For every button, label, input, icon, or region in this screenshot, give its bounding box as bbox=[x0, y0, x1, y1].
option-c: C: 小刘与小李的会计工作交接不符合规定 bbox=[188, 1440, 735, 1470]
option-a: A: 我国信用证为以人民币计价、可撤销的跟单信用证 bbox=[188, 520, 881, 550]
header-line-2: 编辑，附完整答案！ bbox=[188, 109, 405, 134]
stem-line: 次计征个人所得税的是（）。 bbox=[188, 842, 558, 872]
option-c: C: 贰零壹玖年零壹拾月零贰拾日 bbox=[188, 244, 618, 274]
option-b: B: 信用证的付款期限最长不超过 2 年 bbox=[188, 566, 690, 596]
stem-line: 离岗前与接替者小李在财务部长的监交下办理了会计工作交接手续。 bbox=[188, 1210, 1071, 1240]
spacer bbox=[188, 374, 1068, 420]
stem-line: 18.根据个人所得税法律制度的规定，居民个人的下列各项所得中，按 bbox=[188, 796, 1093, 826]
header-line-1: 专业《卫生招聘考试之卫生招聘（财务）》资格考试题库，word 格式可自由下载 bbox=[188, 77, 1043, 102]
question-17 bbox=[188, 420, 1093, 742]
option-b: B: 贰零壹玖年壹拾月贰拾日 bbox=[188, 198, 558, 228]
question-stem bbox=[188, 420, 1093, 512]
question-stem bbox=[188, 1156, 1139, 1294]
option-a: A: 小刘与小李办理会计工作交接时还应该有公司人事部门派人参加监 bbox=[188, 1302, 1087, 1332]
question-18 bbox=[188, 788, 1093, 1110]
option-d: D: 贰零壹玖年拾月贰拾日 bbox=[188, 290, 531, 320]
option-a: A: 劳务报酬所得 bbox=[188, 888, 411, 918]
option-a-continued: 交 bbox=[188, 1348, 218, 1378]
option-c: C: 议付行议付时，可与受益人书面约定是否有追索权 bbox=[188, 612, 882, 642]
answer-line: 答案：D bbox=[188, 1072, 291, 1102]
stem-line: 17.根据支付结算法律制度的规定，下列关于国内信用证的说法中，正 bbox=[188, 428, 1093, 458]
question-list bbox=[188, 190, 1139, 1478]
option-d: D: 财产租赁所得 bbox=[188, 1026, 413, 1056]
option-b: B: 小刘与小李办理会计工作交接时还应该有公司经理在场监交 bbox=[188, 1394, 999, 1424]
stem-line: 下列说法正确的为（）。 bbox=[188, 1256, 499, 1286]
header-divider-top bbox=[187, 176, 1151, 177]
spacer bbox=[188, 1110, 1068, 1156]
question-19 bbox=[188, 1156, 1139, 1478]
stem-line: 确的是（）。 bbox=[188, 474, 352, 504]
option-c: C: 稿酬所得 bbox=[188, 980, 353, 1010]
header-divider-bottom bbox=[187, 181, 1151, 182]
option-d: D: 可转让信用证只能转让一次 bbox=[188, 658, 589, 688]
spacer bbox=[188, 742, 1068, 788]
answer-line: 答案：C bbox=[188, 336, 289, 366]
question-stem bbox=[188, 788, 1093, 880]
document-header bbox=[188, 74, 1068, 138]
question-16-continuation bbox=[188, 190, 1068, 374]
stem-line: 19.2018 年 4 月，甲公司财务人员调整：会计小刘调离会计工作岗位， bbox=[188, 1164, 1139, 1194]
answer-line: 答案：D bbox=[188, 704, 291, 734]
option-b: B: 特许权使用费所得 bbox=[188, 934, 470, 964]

PROBLEM
Retype every line of the records above, character for character, without altering any text or number.

RESPONSE FOR THIS EXERCISE
For every button, label, input, icon, or region in this screenshot, give its bounding box as bbox=[x0, y0, x1, y1].
option-c: C: 小刘与小李的会计工作交接不符合规定 bbox=[188, 1440, 735, 1470]
option-a: A: 我国信用证为以人民币计价、可撤销的跟单信用证 bbox=[188, 520, 881, 550]
header-line-2: 编辑，附完整答案！ bbox=[188, 109, 405, 134]
stem-line: 次计征个人所得税的是（）。 bbox=[188, 842, 558, 872]
option-c: C: 贰零壹玖年零壹拾月零贰拾日 bbox=[188, 244, 618, 274]
option-b: B: 信用证的付款期限最长不超过 2 年 bbox=[188, 566, 690, 596]
stem-line: 离岗前与接替者小李在财务部长的监交下办理了会计工作交接手续。 bbox=[188, 1210, 1071, 1240]
spacer bbox=[188, 374, 1068, 420]
stem-line: 18.根据个人所得税法律制度的规定，居民个人的下列各项所得中，按 bbox=[188, 796, 1093, 826]
header-line-1: 专业《卫生招聘考试之卫生招聘（财务）》资格考试题库，word 格式可自由下载 bbox=[188, 77, 1043, 102]
question-17 bbox=[188, 420, 1093, 742]
option-b: B: 贰零壹玖年壹拾月贰拾日 bbox=[188, 198, 558, 228]
question-stem bbox=[188, 420, 1093, 512]
question-stem bbox=[188, 1156, 1139, 1294]
option-a: A: 小刘与小李办理会计工作交接时还应该有公司人事部门派人参加监 bbox=[188, 1302, 1087, 1332]
question-18 bbox=[188, 788, 1093, 1110]
option-d: D: 贰零壹玖年拾月贰拾日 bbox=[188, 290, 531, 320]
option-a: A: 劳务报酬所得 bbox=[188, 888, 411, 918]
option-a-continued: 交 bbox=[188, 1348, 218, 1378]
option-c: C: 议付行议付时，可与受益人书面约定是否有追索权 bbox=[188, 612, 882, 642]
answer-line: 答案：D bbox=[188, 1072, 291, 1102]
stem-line: 17.根据支付结算法律制度的规定，下列关于国内信用证的说法中，正 bbox=[188, 428, 1093, 458]
question-list bbox=[188, 190, 1139, 1478]
option-d: D: 财产租赁所得 bbox=[188, 1026, 413, 1056]
option-b: B: 小刘与小李办理会计工作交接时还应该有公司经理在场监交 bbox=[188, 1394, 999, 1424]
stem-line: 下列说法正确的为（）。 bbox=[188, 1256, 499, 1286]
header-divider-top bbox=[187, 176, 1151, 177]
spacer bbox=[188, 1110, 1068, 1156]
question-19 bbox=[188, 1156, 1139, 1478]
stem-line: 确的是（）。 bbox=[188, 474, 352, 504]
option-c: C: 稿酬所得 bbox=[188, 980, 353, 1010]
header-divider-bottom bbox=[187, 181, 1151, 182]
option-d: D: 可转让信用证只能转让一次 bbox=[188, 658, 589, 688]
spacer bbox=[188, 742, 1068, 788]
answer-line: 答案：C bbox=[188, 336, 289, 366]
question-stem bbox=[188, 788, 1093, 880]
document-header bbox=[188, 74, 1068, 138]
question-16-continuation bbox=[188, 190, 1068, 374]
stem-line: 19.2018 年 4 月，甲公司财务人员调整：会计小刘调离会计工作岗位， bbox=[188, 1164, 1139, 1194]
answer-line: 答案：D bbox=[188, 704, 291, 734]
option-b: B: 特许权使用费所得 bbox=[188, 934, 470, 964]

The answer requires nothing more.